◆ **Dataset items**
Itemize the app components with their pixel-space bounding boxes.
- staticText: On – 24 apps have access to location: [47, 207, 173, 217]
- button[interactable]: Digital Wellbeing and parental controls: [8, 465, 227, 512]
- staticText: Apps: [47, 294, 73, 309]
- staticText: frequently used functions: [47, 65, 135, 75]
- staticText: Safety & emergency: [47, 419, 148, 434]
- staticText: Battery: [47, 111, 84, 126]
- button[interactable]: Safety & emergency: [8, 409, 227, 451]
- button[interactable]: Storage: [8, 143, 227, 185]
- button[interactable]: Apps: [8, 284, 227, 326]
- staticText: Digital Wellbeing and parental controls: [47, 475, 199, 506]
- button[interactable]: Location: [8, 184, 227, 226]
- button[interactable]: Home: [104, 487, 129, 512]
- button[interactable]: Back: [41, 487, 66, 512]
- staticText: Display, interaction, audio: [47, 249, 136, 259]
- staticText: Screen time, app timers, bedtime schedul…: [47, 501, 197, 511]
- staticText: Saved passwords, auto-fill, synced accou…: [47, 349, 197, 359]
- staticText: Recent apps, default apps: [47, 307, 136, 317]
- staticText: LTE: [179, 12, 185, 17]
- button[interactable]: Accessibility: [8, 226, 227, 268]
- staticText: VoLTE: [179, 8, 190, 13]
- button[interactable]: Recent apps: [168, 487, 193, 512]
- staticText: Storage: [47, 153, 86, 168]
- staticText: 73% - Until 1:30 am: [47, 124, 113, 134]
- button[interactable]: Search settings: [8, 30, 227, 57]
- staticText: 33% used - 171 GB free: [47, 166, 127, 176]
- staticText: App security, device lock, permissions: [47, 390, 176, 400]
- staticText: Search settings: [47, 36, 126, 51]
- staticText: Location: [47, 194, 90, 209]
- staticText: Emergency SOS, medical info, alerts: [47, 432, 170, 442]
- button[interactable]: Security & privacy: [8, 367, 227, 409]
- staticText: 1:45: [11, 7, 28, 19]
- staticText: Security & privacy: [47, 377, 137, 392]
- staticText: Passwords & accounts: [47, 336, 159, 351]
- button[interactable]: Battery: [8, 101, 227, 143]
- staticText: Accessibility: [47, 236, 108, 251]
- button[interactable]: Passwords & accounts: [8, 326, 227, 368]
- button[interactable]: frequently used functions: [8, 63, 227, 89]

◆ **WHAT IS NEEDED**
Arrange everything from the start of the items down to the line containing "- staticText: Display, interaction, audio: [47, 249, 136, 259]" as a numbered list, including that line. Leave out any blank lines.

◆ **FINAL RESULT**
1. Itemize the app components with their pixel-space bounding boxes.
2. - staticText: On – 24 apps have access to location: [47, 207, 173, 217]
3. - button[interactable]: Digital Wellbeing and parental controls: [8, 465, 227, 512]
4. - staticText: Apps: [47, 294, 73, 309]
5. - staticText: frequently used functions: [47, 65, 135, 75]
6. - staticText: Safety & emergency: [47, 419, 148, 434]
7. - staticText: Battery: [47, 111, 84, 126]
8. - button[interactable]: Safety & emergency: [8, 409, 227, 451]
9. - button[interactable]: Storage: [8, 143, 227, 185]
10. - button[interactable]: Apps: [8, 284, 227, 326]
11. - staticText: Digital Wellbeing and parental controls: [47, 475, 199, 506]
12. - button[interactable]: Location: [8, 184, 227, 226]
13. - button[interactable]: Home: [104, 487, 129, 512]
14. - button[interactable]: Back: [41, 487, 66, 512]
15. - staticText: Display, interaction, audio: [47, 249, 136, 259]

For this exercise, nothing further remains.